EXERCISE REQUIREMENTS -> Your task is to copy each line that has the word "концентрации".

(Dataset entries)

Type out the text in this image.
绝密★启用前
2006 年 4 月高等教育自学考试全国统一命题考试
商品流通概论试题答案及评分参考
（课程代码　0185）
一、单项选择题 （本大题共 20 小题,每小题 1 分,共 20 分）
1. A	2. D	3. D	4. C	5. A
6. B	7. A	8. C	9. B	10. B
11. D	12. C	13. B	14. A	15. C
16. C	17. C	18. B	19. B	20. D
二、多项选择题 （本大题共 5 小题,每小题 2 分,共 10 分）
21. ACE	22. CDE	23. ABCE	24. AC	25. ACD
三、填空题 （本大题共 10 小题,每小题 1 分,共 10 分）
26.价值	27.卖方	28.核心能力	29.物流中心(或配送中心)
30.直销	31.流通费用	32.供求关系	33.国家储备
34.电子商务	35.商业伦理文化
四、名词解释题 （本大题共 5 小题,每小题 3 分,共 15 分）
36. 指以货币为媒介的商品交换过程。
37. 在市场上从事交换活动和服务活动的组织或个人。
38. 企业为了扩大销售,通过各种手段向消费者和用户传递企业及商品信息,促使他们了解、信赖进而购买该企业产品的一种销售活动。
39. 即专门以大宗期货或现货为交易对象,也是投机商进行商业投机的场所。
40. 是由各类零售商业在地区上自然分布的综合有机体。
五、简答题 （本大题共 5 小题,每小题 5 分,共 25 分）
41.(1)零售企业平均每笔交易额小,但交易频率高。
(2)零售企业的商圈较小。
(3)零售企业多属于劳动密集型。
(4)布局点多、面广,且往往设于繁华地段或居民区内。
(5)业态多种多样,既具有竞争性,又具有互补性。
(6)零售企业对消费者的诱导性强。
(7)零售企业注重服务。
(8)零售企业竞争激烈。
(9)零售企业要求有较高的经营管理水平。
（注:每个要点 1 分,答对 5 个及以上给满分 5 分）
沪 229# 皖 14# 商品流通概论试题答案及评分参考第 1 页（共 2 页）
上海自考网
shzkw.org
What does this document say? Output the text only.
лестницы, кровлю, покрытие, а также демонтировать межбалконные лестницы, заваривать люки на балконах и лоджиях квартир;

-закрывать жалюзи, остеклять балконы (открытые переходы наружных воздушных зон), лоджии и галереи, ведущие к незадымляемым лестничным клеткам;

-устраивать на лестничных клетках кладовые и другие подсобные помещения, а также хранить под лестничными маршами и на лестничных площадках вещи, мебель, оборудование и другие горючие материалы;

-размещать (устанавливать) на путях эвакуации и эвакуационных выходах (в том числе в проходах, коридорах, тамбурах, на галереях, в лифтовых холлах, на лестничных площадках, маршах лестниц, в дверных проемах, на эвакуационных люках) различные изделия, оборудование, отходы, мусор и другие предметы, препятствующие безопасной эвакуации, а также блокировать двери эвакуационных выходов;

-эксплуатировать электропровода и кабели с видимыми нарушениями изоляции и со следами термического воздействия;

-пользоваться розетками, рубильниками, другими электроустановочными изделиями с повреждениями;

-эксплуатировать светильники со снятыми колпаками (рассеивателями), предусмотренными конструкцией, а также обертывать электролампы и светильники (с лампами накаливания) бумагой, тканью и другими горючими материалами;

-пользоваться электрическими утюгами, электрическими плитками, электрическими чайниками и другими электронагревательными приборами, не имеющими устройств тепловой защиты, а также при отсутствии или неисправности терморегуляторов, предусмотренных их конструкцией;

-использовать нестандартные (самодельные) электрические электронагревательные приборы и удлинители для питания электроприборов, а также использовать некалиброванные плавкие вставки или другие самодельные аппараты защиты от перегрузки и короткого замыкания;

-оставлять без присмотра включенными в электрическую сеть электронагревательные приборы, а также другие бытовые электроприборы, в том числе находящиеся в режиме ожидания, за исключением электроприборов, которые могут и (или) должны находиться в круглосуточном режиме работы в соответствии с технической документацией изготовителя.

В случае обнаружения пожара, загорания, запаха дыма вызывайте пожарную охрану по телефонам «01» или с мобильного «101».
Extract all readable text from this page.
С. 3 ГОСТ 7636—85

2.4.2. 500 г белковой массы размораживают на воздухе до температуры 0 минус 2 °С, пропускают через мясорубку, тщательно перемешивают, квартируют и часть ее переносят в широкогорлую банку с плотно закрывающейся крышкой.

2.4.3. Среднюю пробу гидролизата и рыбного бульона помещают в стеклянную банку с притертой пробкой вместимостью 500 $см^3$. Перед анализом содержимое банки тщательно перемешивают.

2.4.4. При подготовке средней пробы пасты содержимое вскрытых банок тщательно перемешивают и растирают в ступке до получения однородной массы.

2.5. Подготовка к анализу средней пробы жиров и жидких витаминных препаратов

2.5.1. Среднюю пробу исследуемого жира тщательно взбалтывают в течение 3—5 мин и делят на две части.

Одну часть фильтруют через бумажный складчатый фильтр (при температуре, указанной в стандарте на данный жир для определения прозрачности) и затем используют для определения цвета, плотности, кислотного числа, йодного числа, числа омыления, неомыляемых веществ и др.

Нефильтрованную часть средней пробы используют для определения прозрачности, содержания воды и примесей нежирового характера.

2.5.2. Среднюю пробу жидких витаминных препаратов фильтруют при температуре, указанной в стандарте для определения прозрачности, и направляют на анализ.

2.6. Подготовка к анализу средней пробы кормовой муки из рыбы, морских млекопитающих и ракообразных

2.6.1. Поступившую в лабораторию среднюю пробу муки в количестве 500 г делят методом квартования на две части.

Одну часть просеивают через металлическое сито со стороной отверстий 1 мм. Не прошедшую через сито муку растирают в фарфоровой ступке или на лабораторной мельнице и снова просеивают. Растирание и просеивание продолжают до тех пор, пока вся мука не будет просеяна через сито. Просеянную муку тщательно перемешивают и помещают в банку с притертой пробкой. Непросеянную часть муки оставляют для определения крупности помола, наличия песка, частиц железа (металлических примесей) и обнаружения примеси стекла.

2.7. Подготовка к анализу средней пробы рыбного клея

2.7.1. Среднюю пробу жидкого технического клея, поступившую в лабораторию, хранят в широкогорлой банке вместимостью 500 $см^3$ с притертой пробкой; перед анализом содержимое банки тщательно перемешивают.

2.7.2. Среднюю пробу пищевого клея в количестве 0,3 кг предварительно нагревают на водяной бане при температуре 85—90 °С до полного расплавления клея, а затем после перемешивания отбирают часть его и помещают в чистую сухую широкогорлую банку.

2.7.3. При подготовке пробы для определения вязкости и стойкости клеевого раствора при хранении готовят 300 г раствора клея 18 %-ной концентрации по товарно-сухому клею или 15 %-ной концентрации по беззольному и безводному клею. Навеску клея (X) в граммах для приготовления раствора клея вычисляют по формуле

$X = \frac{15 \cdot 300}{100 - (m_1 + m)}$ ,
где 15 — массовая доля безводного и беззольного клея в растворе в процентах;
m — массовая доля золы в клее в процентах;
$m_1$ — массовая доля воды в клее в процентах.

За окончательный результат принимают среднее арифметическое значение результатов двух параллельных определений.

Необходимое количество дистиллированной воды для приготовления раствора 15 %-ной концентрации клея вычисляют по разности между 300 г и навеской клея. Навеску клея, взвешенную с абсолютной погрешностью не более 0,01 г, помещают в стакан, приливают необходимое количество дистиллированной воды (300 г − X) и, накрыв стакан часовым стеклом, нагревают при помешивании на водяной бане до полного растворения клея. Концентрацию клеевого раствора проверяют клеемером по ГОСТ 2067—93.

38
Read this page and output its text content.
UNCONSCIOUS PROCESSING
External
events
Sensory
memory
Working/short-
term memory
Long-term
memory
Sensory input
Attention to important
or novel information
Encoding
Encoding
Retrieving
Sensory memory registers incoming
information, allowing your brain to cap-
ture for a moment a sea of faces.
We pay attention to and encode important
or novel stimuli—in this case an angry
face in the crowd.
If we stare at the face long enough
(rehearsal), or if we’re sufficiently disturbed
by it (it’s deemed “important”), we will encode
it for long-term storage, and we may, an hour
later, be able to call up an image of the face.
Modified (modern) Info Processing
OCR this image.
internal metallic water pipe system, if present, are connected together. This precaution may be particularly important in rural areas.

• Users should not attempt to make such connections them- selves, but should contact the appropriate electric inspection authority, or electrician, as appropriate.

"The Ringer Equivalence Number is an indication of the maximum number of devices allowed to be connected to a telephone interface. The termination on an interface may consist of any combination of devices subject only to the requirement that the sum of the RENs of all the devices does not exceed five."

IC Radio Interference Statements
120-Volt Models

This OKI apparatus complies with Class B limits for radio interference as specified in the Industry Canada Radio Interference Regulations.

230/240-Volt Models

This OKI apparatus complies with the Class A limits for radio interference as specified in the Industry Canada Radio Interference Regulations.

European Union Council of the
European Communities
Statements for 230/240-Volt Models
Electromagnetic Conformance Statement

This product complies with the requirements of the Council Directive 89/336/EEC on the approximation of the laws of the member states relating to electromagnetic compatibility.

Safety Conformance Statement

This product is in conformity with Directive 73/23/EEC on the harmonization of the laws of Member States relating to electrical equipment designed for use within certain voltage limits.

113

RESPONSE FOR THIS EXERCISE ->
2.7.3. При подготовке пробы для определения вязкости и стойкости клеевого раствора при хранении готовят 300 г раствора клея 18 %-ной концентрации по товарно-сухому клею или 15 %-ной концентрации по беззольному и безводному клею. Навеску клея (X) в граммах для приготовления раствора клея вычисляют по формуле
Необходимое количество дистиллированной воды для приготовления раствора 15 %-ной концентрации клея вычисляют по разности между 300 г и навеской клея. Навеску клея, взвешенную с абсолютной погрешностью не более 0,01 г, помещают в стакан, приливают необходимое количество дистиллированной воды (300 г − X) и, накрыв стакан часовым стеклом, нагревают при помешивании на водяной бане до полного растворения клея. Концентрацию клеевого раствора проверяют клеемером по ГОСТ 2067—93.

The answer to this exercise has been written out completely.